● **What is needed**: Check each line of the records below and collect those that include the word "onto".
+ + + + + + +
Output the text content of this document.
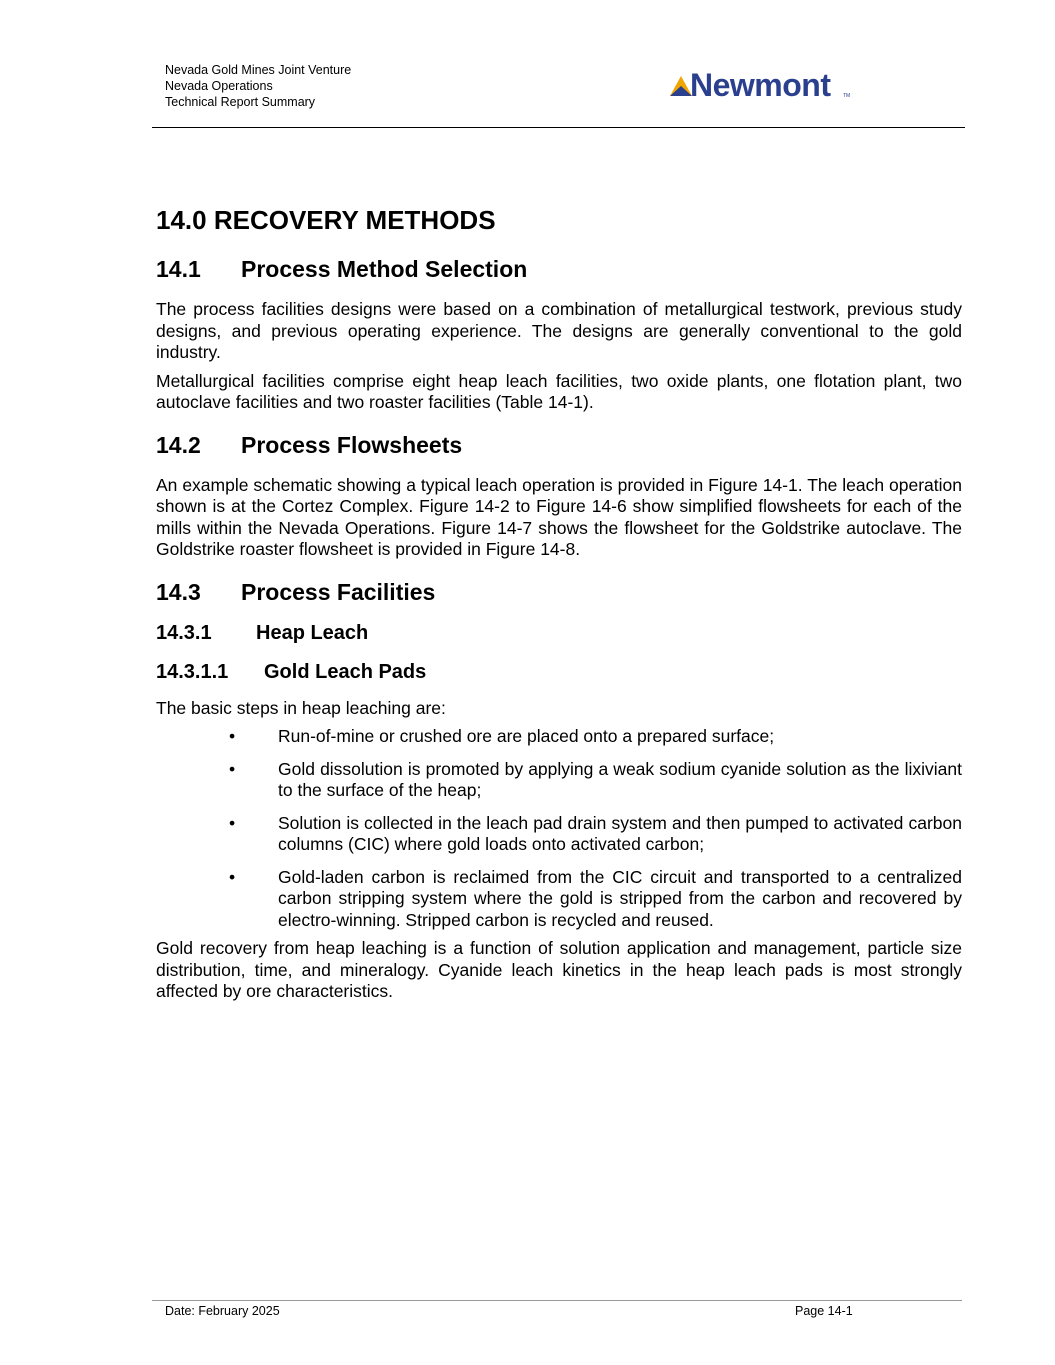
Nevada Gold Mines Joint Venture
Nevada Operations
Technical Report Summary	Newmont	TM
14.0 RECOVERY METHODS
14.1	Process Method Selection

The process facilities designs were based on a combination of metallurgical testwork, previous study designs, and previous operating experience. The designs are generally conventional to the gold industry.

Metallurgical facilities comprise eight heap leach facilities, two oxide plants, one flotation plant, two autoclave facilities and two roaster facilities (Table 14-1).

14.2	Process Flowsheets

An example schematic showing a typical leach operation is provided in Figure 14-1. The leach operation shown is at the Cortez Complex. Figure 14-2 to Figure 14-6 show simplified flowsheets for each of the mills within the Nevada Operations. Figure 14-7 shows the flowsheet for the Goldstrike autoclave. The Goldstrike roaster flowsheet is provided in Figure 14-8.

14.3	Process Facilities
14.3.1	Heap Leach
14.3.1.1	Gold Leach Pads

The basic steps in heap leaching are:

• Run-of-mine or crushed ore are placed onto a prepared surface;
• Gold dissolution is promoted by applying a weak sodium cyanide solution as the lixiviant to the surface of the heap;
• Solution is collected in the leach pad drain system and then pumped to activated carbon columns (CIC) where gold loads onto activated carbon;
• Gold-laden carbon is reclaimed from the CIC circuit and transported to a centralized carbon stripping system where the gold is stripped from the carbon and recovered by electro-winning. Stripped carbon is recycled and reused.

Gold recovery from heap leaching is a function of solution application and management, particle size distribution, time, and mineralogy. Cyanide leach kinetics in the heap leach pads is most strongly affected by ore characteristics.

Date: February 2025	Page 14-1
+ + + + + + +
● **Result of this exercise**:
• Run-of-mine or crushed ore are placed onto a prepared surface;
• Solution is collected in the leach pad drain system and then pumped to activated carbon columns (CIC) where gold loads onto activated carbon;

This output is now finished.